§ Request: Go through the data below and copy it exactly, skipping every picture.
——————
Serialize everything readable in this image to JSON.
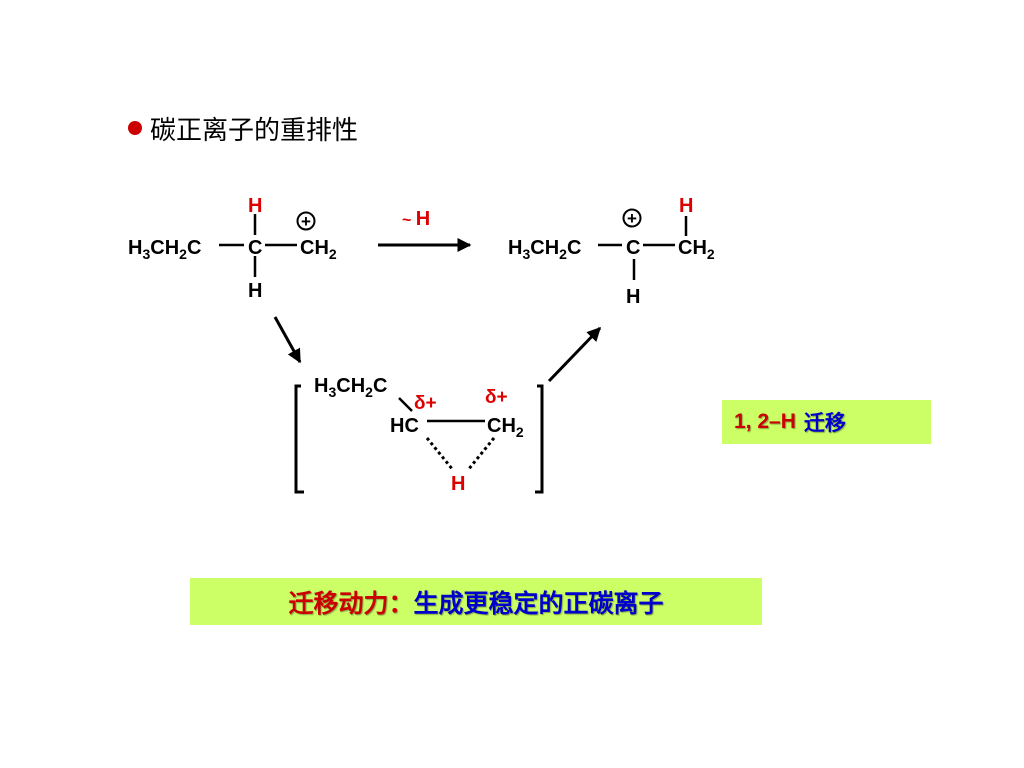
{
  "title": "碳正离子的重排性",
  "colors": {
    "bullet": "#cc0000",
    "red_label": "#dd0000",
    "box_fill": "#ccff66",
    "blue_text": "#0000cc",
    "red_text": "#cc0000"
  },
  "reactant": {
    "left_group": "H3CH2C",
    "center": "C",
    "right_group": "CH2",
    "top_h": "H",
    "bottom_h": "H",
    "charge": "+"
  },
  "arrow_label": "~ H",
  "product": {
    "left_group": "H3CH2C",
    "center": "C",
    "right_group": "CH2",
    "top_h": "H",
    "bottom_h": "H",
    "charge": "+"
  },
  "transition": {
    "top_group": "H3CH2C",
    "left": "HC",
    "right": "CH2",
    "bridge_h": "H",
    "delta": "δ+"
  },
  "shift_box": {
    "label": "1, 2–H",
    "text": "迁移"
  },
  "driving_box": {
    "label": "迁移动力：",
    "text": "生成更稳定的正碳离子"
  }
}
——————
§ Expected answer:
Serialize everything readable in this image to JSON.
{
  "title": "碳正离子的重排性",
  "colors": {
    "bullet": "#cc0000",
    "red_label": "#dd0000",
    "box_fill": "#ccff66",
    "blue_text": "#0000cc",
    "red_text": "#cc0000"
  },
  "reactant": {
    "left_group": "H3CH2C",
    "center": "C",
    "right_group": "CH2",
    "top_h": "H",
    "bottom_h": "H",
    "charge": "+"
  },
  "arrow_label": "~ H",
  "product": {
    "left_group": "H3CH2C",
    "center": "C",
    "right_group": "CH2",
    "top_h": "H",
    "bottom_h": "H",
    "charge": "+"
  },
  "transition": {
    "top_group": "H3CH2C",
    "left": "HC",
    "right": "CH2",
    "bridge_h": "H",
    "delta": "δ+"
  },
  "shift_box": {
    "label": "1, 2–H",
    "text": "迁移"
  },
  "driving_box": {
    "label": "迁移动力：",
    "text": "生成更稳定的正碳离子"
  }
}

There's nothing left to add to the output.